(Dataset entries)
------------

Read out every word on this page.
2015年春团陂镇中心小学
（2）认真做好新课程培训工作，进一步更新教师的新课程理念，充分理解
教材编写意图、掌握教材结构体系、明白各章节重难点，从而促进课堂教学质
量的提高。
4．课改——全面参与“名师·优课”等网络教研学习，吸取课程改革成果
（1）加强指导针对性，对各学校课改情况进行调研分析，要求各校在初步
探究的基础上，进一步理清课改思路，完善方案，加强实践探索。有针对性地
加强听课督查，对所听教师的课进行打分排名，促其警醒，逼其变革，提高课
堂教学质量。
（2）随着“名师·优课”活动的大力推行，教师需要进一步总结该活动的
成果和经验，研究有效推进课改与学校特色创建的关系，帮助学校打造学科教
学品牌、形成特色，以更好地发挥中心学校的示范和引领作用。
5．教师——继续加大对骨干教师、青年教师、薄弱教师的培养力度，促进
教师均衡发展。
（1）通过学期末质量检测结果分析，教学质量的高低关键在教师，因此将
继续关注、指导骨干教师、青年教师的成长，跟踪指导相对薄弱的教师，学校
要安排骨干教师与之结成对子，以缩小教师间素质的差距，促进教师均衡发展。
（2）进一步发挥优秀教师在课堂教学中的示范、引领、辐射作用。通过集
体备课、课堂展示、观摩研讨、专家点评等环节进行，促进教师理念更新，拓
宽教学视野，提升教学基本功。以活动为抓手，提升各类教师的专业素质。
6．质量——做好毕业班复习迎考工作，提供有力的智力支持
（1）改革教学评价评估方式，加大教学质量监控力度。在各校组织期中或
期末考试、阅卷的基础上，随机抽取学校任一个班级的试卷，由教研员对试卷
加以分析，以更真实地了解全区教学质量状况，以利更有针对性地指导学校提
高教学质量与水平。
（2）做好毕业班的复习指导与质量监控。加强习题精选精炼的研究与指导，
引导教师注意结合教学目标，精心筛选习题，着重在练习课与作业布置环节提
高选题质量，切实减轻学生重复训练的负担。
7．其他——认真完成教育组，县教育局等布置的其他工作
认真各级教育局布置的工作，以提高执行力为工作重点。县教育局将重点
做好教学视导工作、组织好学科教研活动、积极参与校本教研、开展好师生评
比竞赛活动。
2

------------

_Exercise description_
Extract the complete data, matching each line exactly.

_Written solution_
Read out every word on this page.
2015年春团陂镇中心小学
（2）认真做好新课程培训工作，进一步更新教师的新课程理念，充分理解
教材编写意图、掌握教材结构体系、明白各章节重难点，从而促进课堂教学质
量的提高。
4．课改——全面参与“名师·优课”等网络教研学习，吸取课程改革成果
（1）加强指导针对性，对各学校课改情况进行调研分析，要求各校在初步
探究的基础上，进一步理清课改思路，完善方案，加强实践探索。有针对性地
加强听课督查，对所听教师的课进行打分排名，促其警醒，逼其变革，提高课
堂教学质量。
（2）随着“名师·优课”活动的大力推行，教师需要进一步总结该活动的
成果和经验，研究有效推进课改与学校特色创建的关系，帮助学校打造学科教
学品牌、形成特色，以更好地发挥中心学校的示范和引领作用。
5．教师——继续加大对骨干教师、青年教师、薄弱教师的培养力度，促进
教师均衡发展。
（1）通过学期末质量检测结果分析，教学质量的高低关键在教师，因此将
继续关注、指导骨干教师、青年教师的成长，跟踪指导相对薄弱的教师，学校
要安排骨干教师与之结成对子，以缩小教师间素质的差距，促进教师均衡发展。
（2）进一步发挥优秀教师在课堂教学中的示范、引领、辐射作用。通过集
体备课、课堂展示、观摩研讨、专家点评等环节进行，促进教师理念更新，拓
宽教学视野，提升教学基本功。以活动为抓手，提升各类教师的专业素质。
6．质量——做好毕业班复习迎考工作，提供有力的智力支持
（1）改革教学评价评估方式，加大教学质量监控力度。在各校组织期中或
期末考试、阅卷的基础上，随机抽取学校任一个班级的试卷，由教研员对试卷
加以分析，以更真实地了解全区教学质量状况，以利更有针对性地指导学校提
高教学质量与水平。
（2）做好毕业班的复习指导与质量监控。加强习题精选精炼的研究与指导，
引导教师注意结合教学目标，精心筛选习题，着重在练习课与作业布置环节提
高选题质量，切实减轻学生重复训练的负担。
7．其他——认真完成教育组，县教育局等布置的其他工作
认真各级教育局布置的工作，以提高执行力为工作重点。县教育局将重点
做好教学视导工作、组织好学科教研活动、积极参与校本教研、开展好师生评
比竞赛活动。
2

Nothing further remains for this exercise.